**YOUR GOAL**
Transcribe every record that appears below, exactly and in full.

━━━ AVAILABLE RECORDS ━━━

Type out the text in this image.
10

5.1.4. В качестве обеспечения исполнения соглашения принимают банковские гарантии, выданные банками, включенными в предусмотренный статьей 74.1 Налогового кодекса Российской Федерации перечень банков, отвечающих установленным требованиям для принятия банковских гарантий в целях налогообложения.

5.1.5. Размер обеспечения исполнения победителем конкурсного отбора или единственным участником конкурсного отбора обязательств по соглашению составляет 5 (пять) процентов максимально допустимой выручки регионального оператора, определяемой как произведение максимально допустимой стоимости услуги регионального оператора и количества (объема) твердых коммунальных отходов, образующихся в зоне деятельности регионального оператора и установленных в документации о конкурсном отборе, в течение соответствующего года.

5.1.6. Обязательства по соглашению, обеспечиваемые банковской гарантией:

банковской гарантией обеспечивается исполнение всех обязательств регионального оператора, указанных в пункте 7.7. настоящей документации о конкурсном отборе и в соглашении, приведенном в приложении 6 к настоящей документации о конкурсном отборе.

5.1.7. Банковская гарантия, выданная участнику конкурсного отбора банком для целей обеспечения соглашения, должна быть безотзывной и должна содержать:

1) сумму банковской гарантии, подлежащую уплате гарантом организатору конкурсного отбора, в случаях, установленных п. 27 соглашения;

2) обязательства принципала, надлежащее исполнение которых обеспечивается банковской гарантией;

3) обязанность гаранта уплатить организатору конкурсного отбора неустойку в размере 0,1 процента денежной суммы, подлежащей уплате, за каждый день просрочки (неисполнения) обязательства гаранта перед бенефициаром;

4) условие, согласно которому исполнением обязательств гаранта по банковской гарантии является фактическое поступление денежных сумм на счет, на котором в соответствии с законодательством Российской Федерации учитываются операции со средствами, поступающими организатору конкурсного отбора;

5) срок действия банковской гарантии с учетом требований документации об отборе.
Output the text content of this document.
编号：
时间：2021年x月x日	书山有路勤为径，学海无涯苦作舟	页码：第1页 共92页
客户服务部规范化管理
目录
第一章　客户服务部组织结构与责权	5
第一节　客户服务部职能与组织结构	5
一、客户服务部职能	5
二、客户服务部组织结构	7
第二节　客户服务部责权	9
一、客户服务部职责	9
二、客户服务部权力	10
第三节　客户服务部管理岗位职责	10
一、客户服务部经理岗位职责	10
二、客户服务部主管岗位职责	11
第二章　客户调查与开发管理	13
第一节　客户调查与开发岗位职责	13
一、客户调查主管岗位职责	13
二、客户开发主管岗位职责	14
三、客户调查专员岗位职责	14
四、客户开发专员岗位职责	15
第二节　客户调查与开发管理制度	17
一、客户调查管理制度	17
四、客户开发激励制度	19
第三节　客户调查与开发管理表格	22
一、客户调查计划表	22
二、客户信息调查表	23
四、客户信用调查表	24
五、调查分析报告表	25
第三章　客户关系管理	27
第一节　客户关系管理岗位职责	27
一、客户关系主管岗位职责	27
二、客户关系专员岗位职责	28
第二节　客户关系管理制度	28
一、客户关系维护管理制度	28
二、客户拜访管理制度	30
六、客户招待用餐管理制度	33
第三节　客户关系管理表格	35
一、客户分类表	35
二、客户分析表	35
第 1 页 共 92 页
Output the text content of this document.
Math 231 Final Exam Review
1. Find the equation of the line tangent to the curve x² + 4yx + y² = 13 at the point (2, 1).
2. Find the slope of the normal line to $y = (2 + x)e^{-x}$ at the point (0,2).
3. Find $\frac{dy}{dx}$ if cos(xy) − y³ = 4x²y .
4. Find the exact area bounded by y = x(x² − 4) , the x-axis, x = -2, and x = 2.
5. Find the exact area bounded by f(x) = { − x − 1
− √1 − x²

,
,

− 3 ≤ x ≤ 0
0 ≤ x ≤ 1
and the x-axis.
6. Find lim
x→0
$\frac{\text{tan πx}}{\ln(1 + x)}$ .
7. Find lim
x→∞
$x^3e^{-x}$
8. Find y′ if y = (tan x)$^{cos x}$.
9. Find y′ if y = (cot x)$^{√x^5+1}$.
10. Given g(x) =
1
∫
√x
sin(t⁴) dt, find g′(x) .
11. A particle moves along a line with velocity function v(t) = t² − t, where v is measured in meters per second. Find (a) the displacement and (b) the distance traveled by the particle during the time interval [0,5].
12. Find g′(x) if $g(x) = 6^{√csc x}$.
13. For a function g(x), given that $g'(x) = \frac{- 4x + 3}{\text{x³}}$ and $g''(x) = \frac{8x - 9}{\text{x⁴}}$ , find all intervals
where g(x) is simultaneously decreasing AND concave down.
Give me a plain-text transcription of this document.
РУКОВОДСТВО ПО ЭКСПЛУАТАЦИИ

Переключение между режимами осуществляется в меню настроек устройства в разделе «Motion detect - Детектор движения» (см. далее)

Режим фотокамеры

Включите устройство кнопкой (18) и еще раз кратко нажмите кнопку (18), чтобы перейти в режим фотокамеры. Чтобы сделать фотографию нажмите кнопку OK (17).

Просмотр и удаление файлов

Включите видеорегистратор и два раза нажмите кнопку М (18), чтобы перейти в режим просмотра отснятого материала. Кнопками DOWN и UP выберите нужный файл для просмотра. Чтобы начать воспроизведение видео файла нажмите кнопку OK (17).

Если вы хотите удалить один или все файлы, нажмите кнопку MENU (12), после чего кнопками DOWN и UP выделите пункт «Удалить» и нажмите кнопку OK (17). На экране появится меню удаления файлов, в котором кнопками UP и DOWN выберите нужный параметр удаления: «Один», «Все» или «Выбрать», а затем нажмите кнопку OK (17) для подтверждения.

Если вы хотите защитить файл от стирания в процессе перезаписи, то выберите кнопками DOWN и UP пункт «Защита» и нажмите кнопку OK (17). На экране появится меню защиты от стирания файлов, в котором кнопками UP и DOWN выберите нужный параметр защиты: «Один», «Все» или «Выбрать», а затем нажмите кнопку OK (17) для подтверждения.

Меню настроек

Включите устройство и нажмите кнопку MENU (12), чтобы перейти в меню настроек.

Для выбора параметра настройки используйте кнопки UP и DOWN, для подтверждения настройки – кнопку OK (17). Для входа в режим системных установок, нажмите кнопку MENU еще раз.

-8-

━━━

**TASK ANSWER**
Type out the text in this image.
10

5.1.4. В качестве обеспечения исполнения соглашения принимают банковские гарантии, выданные банками, включенными в предусмотренный статьей 74.1 Налогового кодекса Российской Федерации перечень банков, отвечающих установленным требованиям для принятия банковских гарантий в целях налогообложения.

5.1.5. Размер обеспечения исполнения победителем конкурсного отбора или единственным участником конкурсного отбора обязательств по соглашению составляет 5 (пять) процентов максимально допустимой выручки регионального оператора, определяемой как произведение максимально допустимой стоимости услуги регионального оператора и количества (объема) твердых коммунальных отходов, образующихся в зоне деятельности регионального оператора и установленных в документации о конкурсном отборе, в течение соответствующего года.

5.1.6. Обязательства по соглашению, обеспечиваемые банковской гарантией:

банковской гарантией обеспечивается исполнение всех обязательств регионального оператора, указанных в пункте 7.7. настоящей документации о конкурсном отборе и в соглашении, приведенном в приложении 6 к настоящей документации о конкурсном отборе.

5.1.7. Банковская гарантия, выданная участнику конкурсного отбора банком для целей обеспечения соглашения, должна быть безотзывной и должна содержать:

1) сумму банковской гарантии, подлежащую уплате гарантом организатору конкурсного отбора, в случаях, установленных п. 27 соглашения;

2) обязательства принципала, надлежащее исполнение которых обеспечивается банковской гарантией;

3) обязанность гаранта уплатить организатору конкурсного отбора неустойку в размере 0,1 процента денежной суммы, подлежащей уплате, за каждый день просрочки (неисполнения) обязательства гаранта перед бенефициаром;

4) условие, согласно которому исполнением обязательств гаранта по банковской гарантии является фактическое поступление денежных сумм на счет, на котором в соответствии с законодательством Российской Федерации учитываются операции со средствами, поступающими организатору конкурсного отбора;

5) срок действия банковской гарантии с учетом требований документации об отборе.
Output the text content of this document.
编号：
时间：2021年x月x日	书山有路勤为径，学海无涯苦作舟	页码：第1页 共92页
客户服务部规范化管理
目录
第一章　客户服务部组织结构与责权	5
第一节　客户服务部职能与组织结构	5
一、客户服务部职能	5
二、客户服务部组织结构	7
第二节　客户服务部责权	9
一、客户服务部职责	9
二、客户服务部权力	10
第三节　客户服务部管理岗位职责	10
一、客户服务部经理岗位职责	10
二、客户服务部主管岗位职责	11
第二章　客户调查与开发管理	13
第一节　客户调查与开发岗位职责	13
一、客户调查主管岗位职责	13
二、客户开发主管岗位职责	14
三、客户调查专员岗位职责	14
四、客户开发专员岗位职责	15
第二节　客户调查与开发管理制度	17
一、客户调查管理制度	17
四、客户开发激励制度	19
第三节　客户调查与开发管理表格	22
一、客户调查计划表	22
二、客户信息调查表	23
四、客户信用调查表	24
五、调查分析报告表	25
第三章　客户关系管理	27
第一节　客户关系管理岗位职责	27
一、客户关系主管岗位职责	27
二、客户关系专员岗位职责	28
第二节　客户关系管理制度	28
一、客户关系维护管理制度	28
二、客户拜访管理制度	30
六、客户招待用餐管理制度	33
第三节　客户关系管理表格	35
一、客户分类表	35
二、客户分析表	35
第 1 页 共 92 页
Output the text content of this document.
Math 231 Final Exam Review
1. Find the equation of the line tangent to the curve x² + 4yx + y² = 13 at the point (2, 1).
2. Find the slope of the normal line to $y = (2 + x)e^{-x}$ at the point (0,2).
3. Find $\frac{dy}{dx}$ if cos(xy) − y³ = 4x²y .
4. Find the exact area bounded by y = x(x² − 4) , the x-axis, x = -2, and x = 2.
5. Find the exact area bounded by f(x) = { − x − 1
− √1 − x²

,
,

− 3 ≤ x ≤ 0
0 ≤ x ≤ 1
and the x-axis.
6. Find lim
x→0
$\frac{\text{tan πx}}{\ln(1 + x)}$ .
7. Find lim
x→∞
$x^3e^{-x}$
8. Find y′ if y = (tan x)$^{cos x}$.
9. Find y′ if y = (cot x)$^{√x^5+1}$.
10. Given g(x) =
1
∫
√x
sin(t⁴) dt, find g′(x) .
11. A particle moves along a line with velocity function v(t) = t² − t, where v is measured in meters per second. Find (a) the displacement and (b) the distance traveled by the particle during the time interval [0,5].
12. Find g′(x) if $g(x) = 6^{√csc x}$.
13. For a function g(x), given that $g'(x) = \frac{- 4x + 3}{\text{x³}}$ and $g''(x) = \frac{8x - 9}{\text{x⁴}}$ , find all intervals
where g(x) is simultaneously decreasing AND concave down.
Give me a plain-text transcription of this document.
РУКОВОДСТВО ПО ЭКСПЛУАТАЦИИ

Переключение между режимами осуществляется в меню настроек устройства в разделе «Motion detect - Детектор движения» (см. далее)

Режим фотокамеры

Включите устройство кнопкой (18) и еще раз кратко нажмите кнопку (18), чтобы перейти в режим фотокамеры. Чтобы сделать фотографию нажмите кнопку OK (17).

Просмотр и удаление файлов

Включите видеорегистратор и два раза нажмите кнопку М (18), чтобы перейти в режим просмотра отснятого материала. Кнопками DOWN и UP выберите нужный файл для просмотра. Чтобы начать воспроизведение видео файла нажмите кнопку OK (17).

Если вы хотите удалить один или все файлы, нажмите кнопку MENU (12), после чего кнопками DOWN и UP выделите пункт «Удалить» и нажмите кнопку OK (17). На экране появится меню удаления файлов, в котором кнопками UP и DOWN выберите нужный параметр удаления: «Один», «Все» или «Выбрать», а затем нажмите кнопку OK (17) для подтверждения.

Если вы хотите защитить файл от стирания в процессе перезаписи, то выберите кнопками DOWN и UP пункт «Защита» и нажмите кнопку OK (17). На экране появится меню защиты от стирания файлов, в котором кнопками UP и DOWN выберите нужный параметр защиты: «Один», «Все» или «Выбрать», а затем нажмите кнопку OK (17) для подтверждения.

Меню настроек

Включите устройство и нажмите кнопку MENU (12), чтобы перейти в меню настроек.

Для выбора параметра настройки используйте кнопки UP и DOWN, для подтверждения настройки – кнопку OK (17). Для входа в режим системных установок, нажмите кнопку MENU еще раз.

-8-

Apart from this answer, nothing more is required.